[Start]

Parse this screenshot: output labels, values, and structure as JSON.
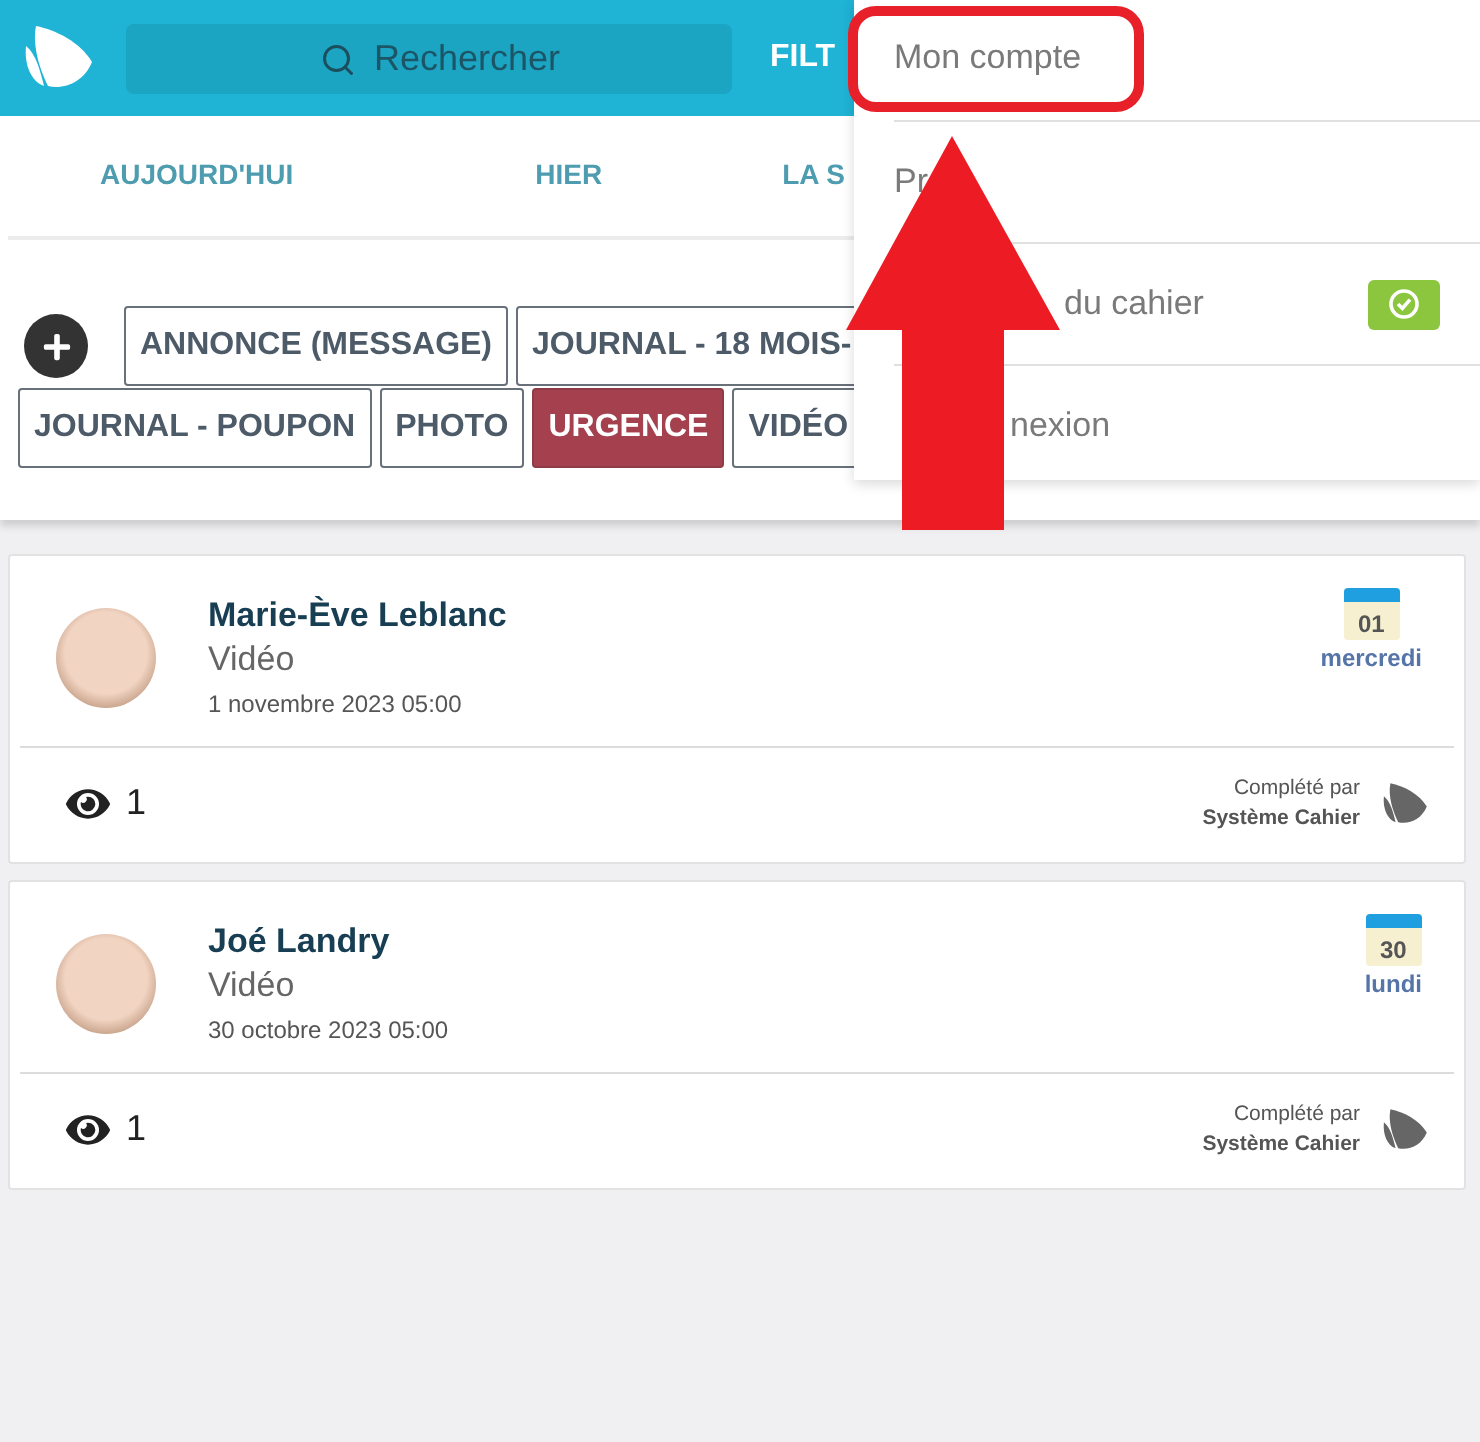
{
  "header": {
    "search": {
      "placeholder": "Rechercher"
    },
    "filter_label": "FILT"
  },
  "date_tabs": [
    {
      "label": "AUJOURD'HUI",
      "selected": false
    },
    {
      "label": "HIER",
      "selected": false
    },
    {
      "label": "LA S",
      "selected": false
    }
  ],
  "tags": [
    {
      "label": "ANNONCE (MESSAGE)",
      "selected": false
    },
    {
      "label": "JOURNAL - 18 MOIS-",
      "selected": false
    },
    {
      "label": "JOURNAL - POUPON",
      "selected": false
    },
    {
      "label": "PHOTO",
      "selected": false
    },
    {
      "label": "URGENCE",
      "selected": true
    },
    {
      "label": "VIDÉO",
      "selected": false
    }
  ],
  "posts": [
    {
      "name": "Marie-Ève Leblanc",
      "type": "Vidéo",
      "date": "1 novembre 2023 05:00",
      "day_number": "01",
      "weekday": "mercredi",
      "views": "1",
      "completed_label": "Complété par",
      "completed_by": "Système Cahier"
    },
    {
      "name": "Joé Landry",
      "type": "Vidéo",
      "date": "30 octobre 2023 05:00",
      "day_number": "30",
      "weekday": "lundi",
      "views": "1",
      "completed_label": "Complété par",
      "completed_by": "Système Cahier"
    }
  ],
  "account_menu": {
    "items": [
      {
        "label": "Mon compte",
        "kind": "link",
        "highlighted": true
      },
      {
        "label": "Pr",
        "kind": "link",
        "highlighted": false
      },
      {
        "label": "du cahier",
        "kind": "toggle",
        "on": true,
        "highlighted": false
      },
      {
        "label": "nexion",
        "kind": "link",
        "highlighted": false
      }
    ]
  }
}
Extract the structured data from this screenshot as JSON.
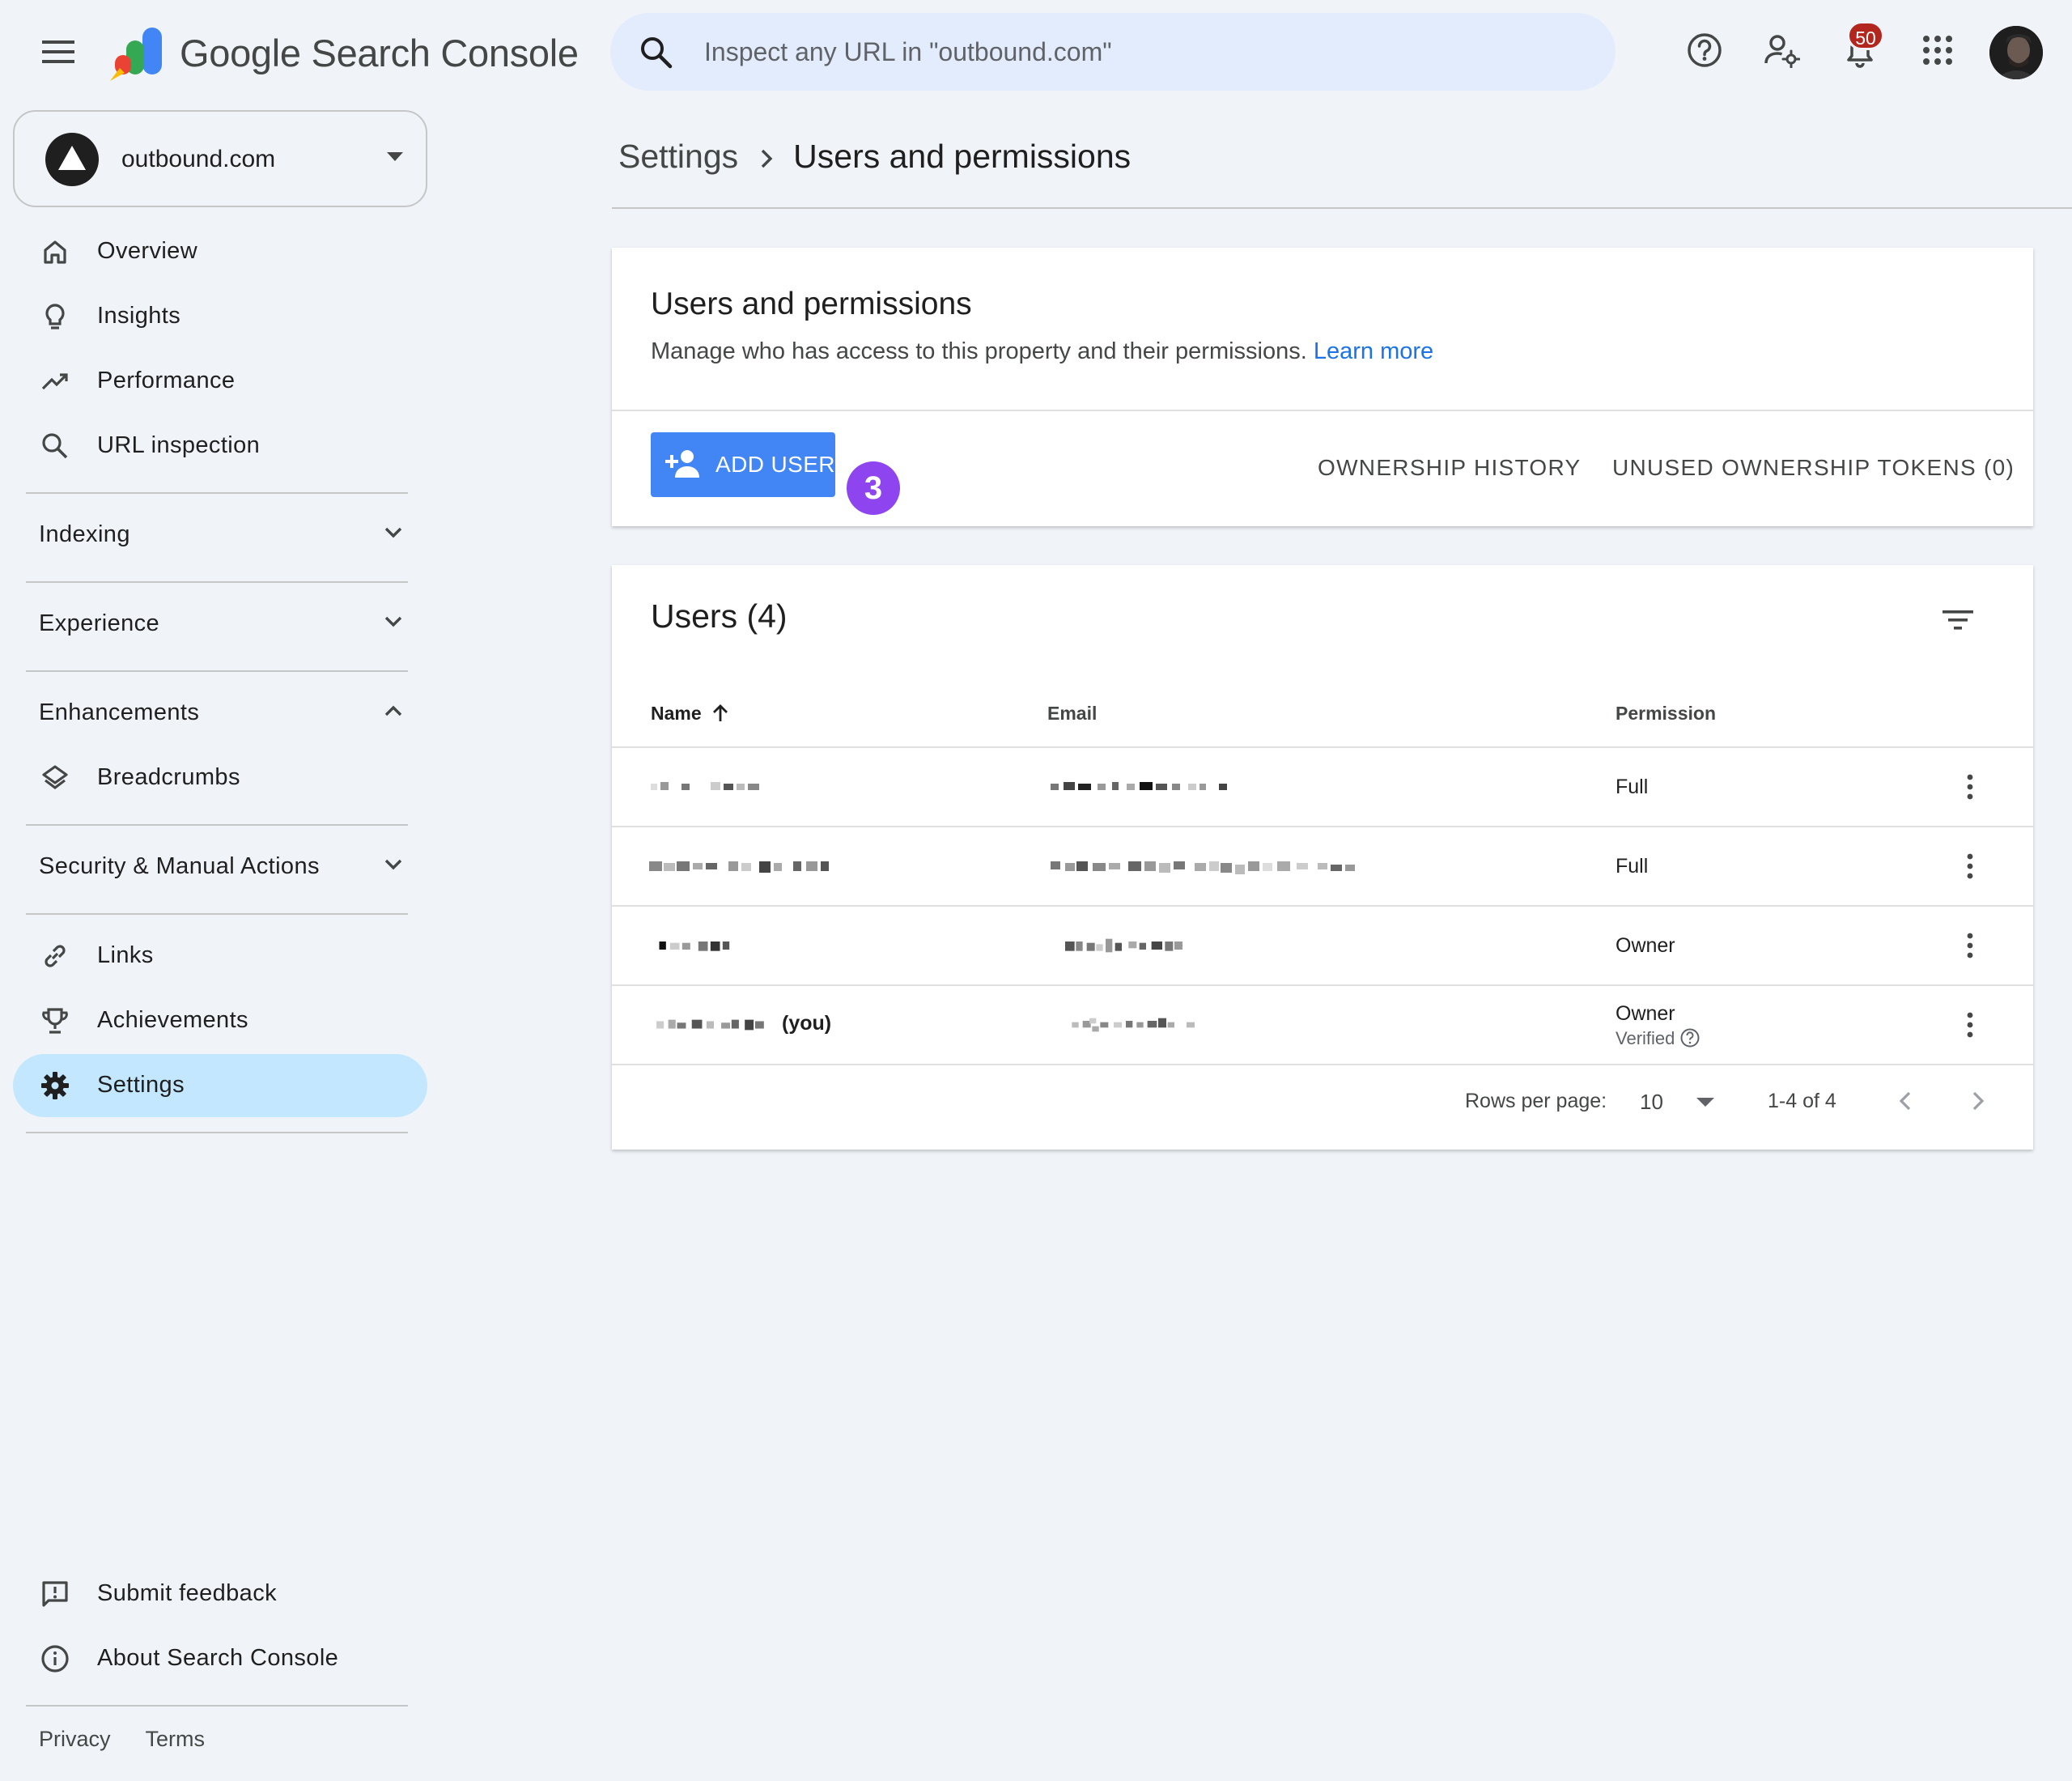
{
  "header": {
    "product_name": "Google Search Console",
    "search_placeholder": "Inspect any URL in \"outbound.com\"",
    "notifications_count": "50"
  },
  "sidebar": {
    "property": "outbound.com",
    "top_items": [
      {
        "label": "Overview",
        "icon": "home-icon"
      },
      {
        "label": "Insights",
        "icon": "lightbulb-icon"
      },
      {
        "label": "Performance",
        "icon": "trending-up-icon"
      },
      {
        "label": "URL inspection",
        "icon": "search-icon"
      }
    ],
    "sections": {
      "indexing": "Indexing",
      "experience": "Experience",
      "enhancements": "Enhancements",
      "security": "Security & Manual Actions"
    },
    "enhancement_items": [
      {
        "label": "Breadcrumbs",
        "icon": "layers-icon"
      }
    ],
    "bottom_items": [
      {
        "label": "Links",
        "icon": "link-icon"
      },
      {
        "label": "Achievements",
        "icon": "trophy-icon"
      },
      {
        "label": "Settings",
        "icon": "gear-icon",
        "active": true
      }
    ],
    "feedback_items": [
      {
        "label": "Submit feedback",
        "icon": "feedback-icon"
      },
      {
        "label": "About Search Console",
        "icon": "info-icon"
      }
    ],
    "footer": {
      "privacy": "Privacy",
      "terms": "Terms"
    }
  },
  "breadcrumb": {
    "parent": "Settings",
    "current": "Users and permissions"
  },
  "permissions_card": {
    "title": "Users and permissions",
    "description": "Manage who has access to this property and their permissions.",
    "learn_more": "Learn more",
    "add_user": "ADD USER",
    "step_badge": "3",
    "ownership_history": "OWNERSHIP HISTORY",
    "unused_tokens": "UNUSED OWNERSHIP TOKENS (0)"
  },
  "users_card": {
    "title": "Users (4)",
    "columns": {
      "name": "Name",
      "email": "Email",
      "permission": "Permission"
    },
    "rows": [
      {
        "permission": "Full",
        "sub": "",
        "you": ""
      },
      {
        "permission": "Full",
        "sub": "",
        "you": ""
      },
      {
        "permission": "Owner",
        "sub": "",
        "you": ""
      },
      {
        "permission": "Owner",
        "sub": "Verified",
        "you": "(you)"
      }
    ],
    "pagination": {
      "rows_per_page_label": "Rows per page:",
      "rows_per_page": "10",
      "range": "1-4 of 4"
    }
  },
  "colors": {
    "accent": "#4285f4",
    "active_nav": "#c2e7ff",
    "badge": "#8e44ef",
    "notification": "#b3261e",
    "link": "#1a73e8"
  }
}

[End]

Instruction – Go through the data above and transcribe it in full, omitting any image.

Worked answer –
Parse this screenshot: output labels, values, and structure as JSON.
{
  "header": {
    "search": {
      "placeholder": "Rechercher"
    },
    "filter_label": "FILT"
  },
  "date_tabs": [
    {
      "label": "AUJOURD'HUI",
      "selected": false
    },
    {
      "label": "HIER",
      "selected": false
    },
    {
      "label": "LA S",
      "selected": false
    }
  ],
  "tags": [
    {
      "label": "ANNONCE (MESSAGE)",
      "selected": false
    },
    {
      "label": "JOURNAL - 18 MOIS-",
      "selected": false
    },
    {
      "label": "JOURNAL - POUPON",
      "selected": false
    },
    {
      "label": "PHOTO",
      "selected": false
    },
    {
      "label": "URGENCE",
      "selected": true
    },
    {
      "label": "VIDÉO",
      "selected": false
    }
  ],
  "posts": [
    {
      "name": "Marie-Ève Leblanc",
      "type": "Vidéo",
      "date": "1 novembre 2023 05:00",
      "day_number": "01",
      "weekday": "mercredi",
      "views": "1",
      "completed_label": "Complété par",
      "completed_by": "Système Cahier"
    },
    {
      "name": "Joé Landry",
      "type": "Vidéo",
      "date": "30 octobre 2023 05:00",
      "day_number": "30",
      "weekday": "lundi",
      "views": "1",
      "completed_label": "Complété par",
      "completed_by": "Système Cahier"
    }
  ],
  "account_menu": {
    "items": [
      {
        "label": "Mon compte",
        "kind": "link",
        "highlighted": true
      },
      {
        "label": "Pr",
        "kind": "link",
        "highlighted": false
      },
      {
        "label": "du cahier",
        "kind": "toggle",
        "on": true,
        "highlighted": false
      },
      {
        "label": "nexion",
        "kind": "link",
        "highlighted": false
      }
    ]
  }
}
Extract the structured data from this screenshot as JSON.
{
  "header": {
    "product_name": "Google Search Console",
    "search_placeholder": "Inspect any URL in \"outbound.com\"",
    "notifications_count": "50"
  },
  "sidebar": {
    "property": "outbound.com",
    "top_items": [
      {
        "label": "Overview",
        "icon": "home-icon"
      },
      {
        "label": "Insights",
        "icon": "lightbulb-icon"
      },
      {
        "label": "Performance",
        "icon": "trending-up-icon"
      },
      {
        "label": "URL inspection",
        "icon": "search-icon"
      }
    ],
    "sections": {
      "indexing": "Indexing",
      "experience": "Experience",
      "enhancements": "Enhancements",
      "security": "Security & Manual Actions"
    },
    "enhancement_items": [
      {
        "label": "Breadcrumbs",
        "icon": "layers-icon"
      }
    ],
    "bottom_items": [
      {
        "label": "Links",
        "icon": "link-icon"
      },
      {
        "label": "Achievements",
        "icon": "trophy-icon"
      },
      {
        "label": "Settings",
        "icon": "gear-icon",
        "active": true
      }
    ],
    "feedback_items": [
      {
        "label": "Submit feedback",
        "icon": "feedback-icon"
      },
      {
        "label": "About Search Console",
        "icon": "info-icon"
      }
    ],
    "footer": {
      "privacy": "Privacy",
      "terms": "Terms"
    }
  },
  "breadcrumb": {
    "parent": "Settings",
    "current": "Users and permissions"
  },
  "permissions_card": {
    "title": "Users and permissions",
    "description": "Manage who has access to this property and their permissions.",
    "learn_more": "Learn more",
    "add_user": "ADD USER",
    "step_badge": "3",
    "ownership_history": "OWNERSHIP HISTORY",
    "unused_tokens": "UNUSED OWNERSHIP TOKENS (0)"
  },
  "users_card": {
    "title": "Users (4)",
    "columns": {
      "name": "Name",
      "email": "Email",
      "permission": "Permission"
    },
    "rows": [
      {
        "permission": "Full",
        "sub": "",
        "you": ""
      },
      {
        "permission": "Full",
        "sub": "",
        "you": ""
      },
      {
        "permission": "Owner",
        "sub": "",
        "you": ""
      },
      {
        "permission": "Owner",
        "sub": "Verified",
        "you": "(you)"
      }
    ],
    "pagination": {
      "rows_per_page_label": "Rows per page:",
      "rows_per_page": "10",
      "range": "1-4 of 4"
    }
  },
  "colors": {
    "accent": "#4285f4",
    "active_nav": "#c2e7ff",
    "badge": "#8e44ef",
    "notification": "#b3261e",
    "link": "#1a73e8"
  }
}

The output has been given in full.